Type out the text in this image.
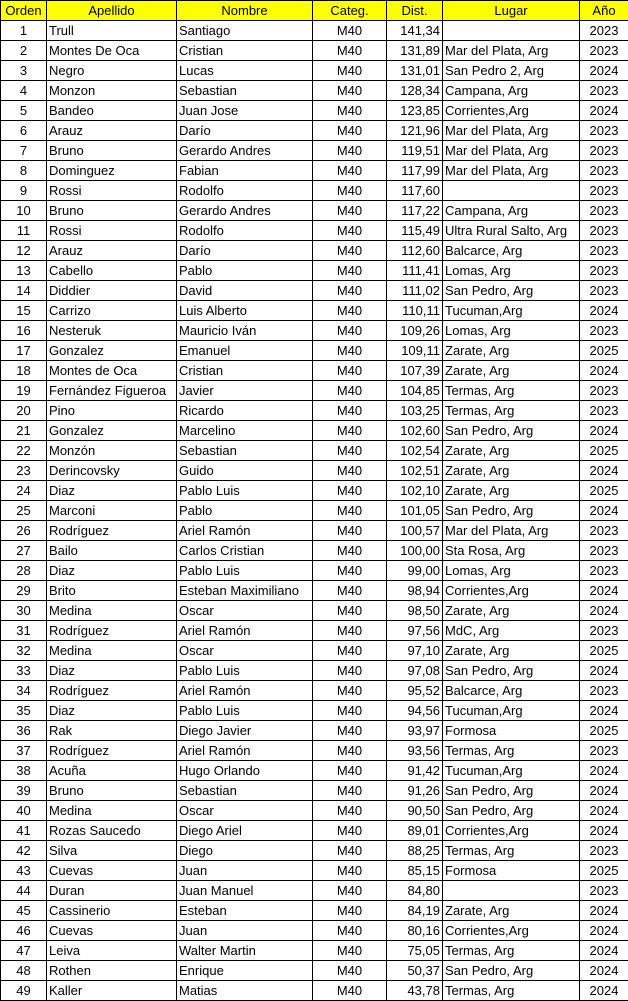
Orden	Apellido	Nombre	Categ.	Dist.	Lugar	Año
1	Trull	Santiago	M40	141,34		2023
2	Montes De Oca	Cristian	M40	131,89	Mar del Plata, Arg	2023
3	Negro	Lucas	M40	131,01	San Pedro 2, Arg	2024
4	Monzon	Sebastian	M40	128,34	Campana, Arg	2023
5	Bandeo	Juan Jose	M40	123,85	Corrientes,Arg	2024
6	Arauz	Darío	M40	121,96	Mar del Plata, Arg	2023
7	Bruno	Gerardo Andres	M40	119,51	Mar del Plata, Arg	2023
8	Dominguez	Fabian	M40	117,99	Mar del Plata, Arg	2023
9	Rossi	Rodolfo	M40	117,60		2023
10	Bruno	Gerardo Andres	M40	117,22	Campana, Arg	2023
11	Rossi	Rodolfo	M40	115,49	Ultra Rural Salto, Arg	2023
12	Arauz	Darío	M40	112,60	Balcarce, Arg	2023
13	Cabello	Pablo	M40	111,41	Lomas, Arg	2023
14	Diddier	David	M40	111,02	San Pedro, Arg	2023
15	Carrizo	Luis Alberto	M40	110,11	Tucuman,Arg	2024
16	Nesteruk	Mauricio Iván	M40	109,26	Lomas, Arg	2023
17	Gonzalez	Emanuel	M40	109,11	Zarate, Arg	2025
18	Montes de Oca	Cristian	M40	107,39	Zarate, Arg	2024
19	Fernández Figueroa	Javier	M40	104,85	Termas, Arg	2023
20	Pino	Ricardo	M40	103,25	Termas, Arg	2023
21	Gonzalez	Marcelino	M40	102,60	San Pedro, Arg	2024
22	Monzón	Sebastian	M40	102,54	Zarate, Arg	2025
23	Derincovsky	Guido	M40	102,51	Zarate, Arg	2024
24	Diaz	Pablo Luis	M40	102,10	Zarate, Arg	2025
25	Marconi	Pablo	M40	101,05	San Pedro, Arg	2024
26	Rodríguez	Ariel Ramón	M40	100,57	Mar del Plata, Arg	2023
27	Bailo	Carlos Cristian	M40	100,00	Sta Rosa, Arg	2023
28	Diaz	Pablo Luis	M40	99,00	Lomas, Arg	2023
29	Brito	Esteban Maximiliano	M40	98,94	Corrientes,Arg	2024
30	Medina	Oscar	M40	98,50	Zarate, Arg	2024
31	Rodríguez	Ariel Ramón	M40	97,56	MdC, Arg	2023
32	Medina	Oscar	M40	97,10	Zarate, Arg	2025
33	Diaz	Pablo Luis	M40	97,08	San Pedro, Arg	2024
34	Rodríguez	Ariel Ramón	M40	95,52	Balcarce, Arg	2023
35	Diaz	Pablo Luis	M40	94,56	Tucuman,Arg	2024
36	Rak	Diego Javier	M40	93,97	Formosa	2025
37	Rodríguez	Ariel Ramón	M40	93,56	Termas, Arg	2023
38	Acuña	Hugo Orlando	M40	91,42	Tucuman,Arg	2024
39	Bruno	Sebastian	M40	91,26	San Pedro, Arg	2024
40	Medina	Oscar	M40	90,50	San Pedro, Arg	2024
41	Rozas Saucedo	Diego Ariel	M40	89,01	Corrientes,Arg	2024
42	Silva	Diego	M40	88,25	Termas, Arg	2023
43	Cuevas	Juan	M40	85,15	Formosa	2025
44	Duran	Juan Manuel	M40	84,80		2023
45	Cassinerio	Esteban	M40	84,19	Zarate, Arg	2024
46	Cuevas	Juan	M40	80,16	Corrientes,Arg	2024
47	Leiva	Walter Martin	M40	75,05	Termas, Arg	2024
48	Rothen	Enrique	M40	50,37	San Pedro, Arg	2024
49	Kaller	Matias	M40	43,78	Termas, Arg	2024
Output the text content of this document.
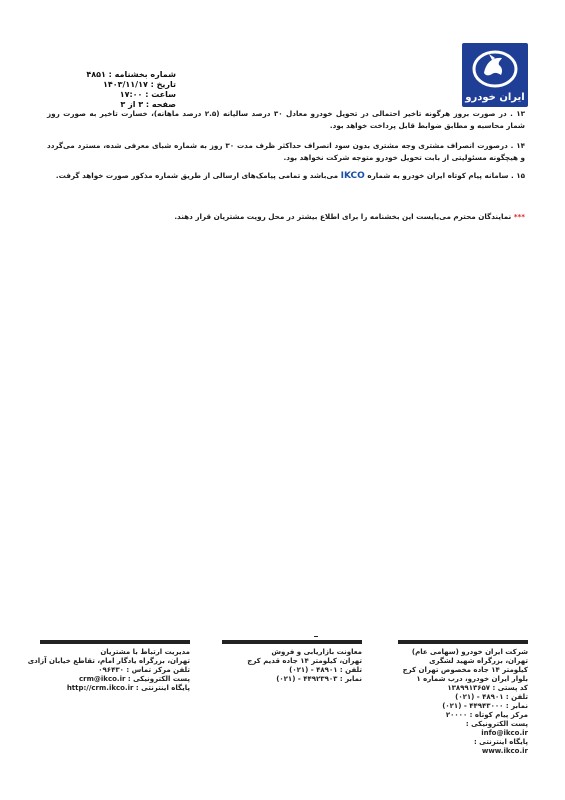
ایران خودرو
شماره بخشنامه : ۴۸۵۱
تاریخ : ۱۴۰۳/۱۱/۱۷
ساعت : ۱۷:۰۰
صفحه : ۳ از ۳
۱۳ . در صورت بروز هرگونه تاخیر احتمالی در تحویل خودرو معادل ۳۰ درصد سالیانه (۲.۵ درصد ماهانه)، خسارت تاخیر به صورت روز شمار محاسبه و مطابق ضوابط قابل پرداخت خواهد بود.
۱۴ . درصورت انصراف مشتری وجه مشتری بدون سود انصراف حداکثر ظرف مدت ۳۰ روز به شماره شبای معرفی شده، مسترد می‌گردد و هیچگونه مسئولیتی از بابت تحویل خودرو متوجه شرکت نخواهد بود.
۱۵ . سامانه پیام کوتاه ایران خودرو به شماره IKCO می‌باشد و تمامی پیامک‌های ارسالی از طریق شماره مذکور صورت خواهد گرفت.
*** نمایندگان محترم می‌بایست این بخشنامه را برای اطلاع بیشتر در محل رویت مشتریان قرار دهند.
شرکت ایران خودرو (سهامی عام)
تهران، بزرگراه شهید لشگری
کیلومتر ۱۴ جاده مخصوص تهران کرج
بلوار ایران خودرو، درب شماره ۱
کد پستی : ۱۳۸۹۹۱۳۶۵۷
تلفن : ۴۸۹۰۱ - (۰۲۱)
نمابر : ۴۴۹۴۳۰۰۰ - (۰۲۱)
مرکز پیام کوتاه : ۲۰۰۰۰
پست الکترونیکی :
info@ikco.ir
پایگاه اینترنتی :
www.ikco.ir
معاونت بازاریابی و فروش
تهران، کیلومتر ۱۴ جاده قدیم کرج
تلفن : ۴۸۹۰۱ - (۰۲۱)
نمابر : ۴۴۹۲۳۹۰۳ - (۰۲۱)
مدیریت ارتباط با مشتریان
تهران، بزرگراه یادگار امام، تقاطع خیابان آزادی
تلفن مرکز تماس : ۰۹۶۴۳۰
پست الکترونیکی : crm@ikco.ir
پایگاه اینترنتی : http://crm.ikco.ir
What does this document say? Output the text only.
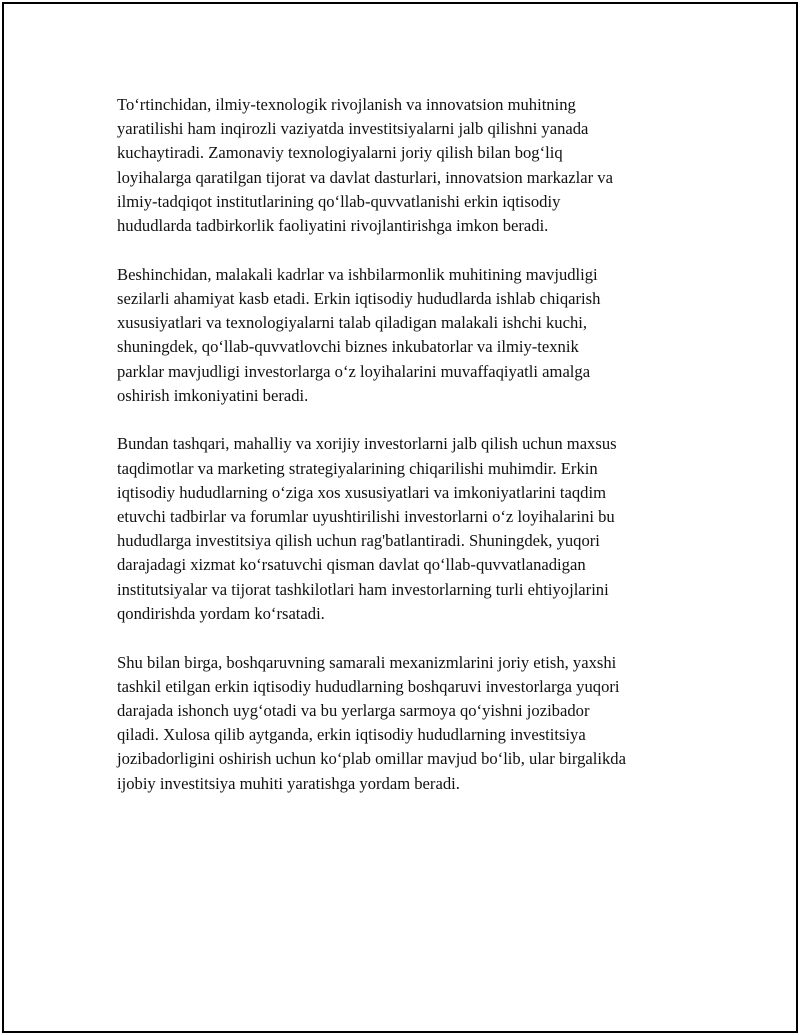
To‘rtinchidan, ilmiy-texnologik rivojlanish va innovatsion muhitning
yaratilishi ham inqirozli vaziyatda investitsiyalarni jalb qilishni yanada
kuchaytiradi. Zamonaviy texnologiyalarni joriy qilish bilan bog‘liq
loyihalarga qaratilgan tijorat va davlat dasturlari, innovatsion markazlar va
ilmiy-tadqiqot institutlarining qo‘llab-quvvatlanishi erkin iqtisodiy
hududlarda tadbirkorlik faoliyatini rivojlantirishga imkon beradi.

Beshinchidan, malakali kadrlar va ishbilarmonlik muhitining mavjudligi
sezilarli ahamiyat kasb etadi. Erkin iqtisodiy hududlarda ishlab chiqarish
xususiyatlari va texnologiyalarni talab qiladigan malakali ishchi kuchi,
shuningdek, qo‘llab-quvvatlovchi biznes inkubatorlar va ilmiy-texnik
parklar mavjudligi investorlarga o‘z loyihalarini muvaffaqiyatli amalga
oshirish imkoniyatini beradi.

Bundan tashqari, mahalliy va xorijiy investorlarni jalb qilish uchun maxsus
taqdimotlar va marketing strategiyalarining chiqarilishi muhimdir. Erkin
iqtisodiy hududlarning o‘ziga xos xususiyatlari va imkoniyatlarini taqdim
etuvchi tadbirlar va forumlar uyushtirilishi investorlarni o‘z loyihalarini bu
hududlarga investitsiya qilish uchun rag'batlantiradi. Shuningdek, yuqori
darajadagi xizmat ko‘rsatuvchi qisman davlat qo‘llab-quvvatlanadigan
institutsiyalar va tijorat tashkilotlari ham investorlarning turli ehtiyojlarini
qondirishda yordam ko‘rsatadi.

Shu bilan birga, boshqaruvning samarali mexanizmlarini joriy etish, yaxshi
tashkil etilgan erkin iqtisodiy hududlarning boshqaruvi investorlarga yuqori
darajada ishonch uyg‘otadi va bu yerlarga sarmoya qo‘yishni jozibador
qiladi. Xulosa qilib aytganda, erkin iqtisodiy hududlarning investitsiya
jozibadorligini oshirish uchun ko‘plab omillar mavjud bo‘lib, ular birgalikda
ijobiy investitsiya muhiti yaratishga yordam beradi.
::::
Objective:
Copy every line from the entries that contains the word "xususiyatlari".

Expected output:
xususiyatlari va texnologiyalarni talab qiladigan malakali ishchi kuchi,
iqtisodiy hududlarning o‘ziga xos xususiyatlari va imkoniyatlarini taqdim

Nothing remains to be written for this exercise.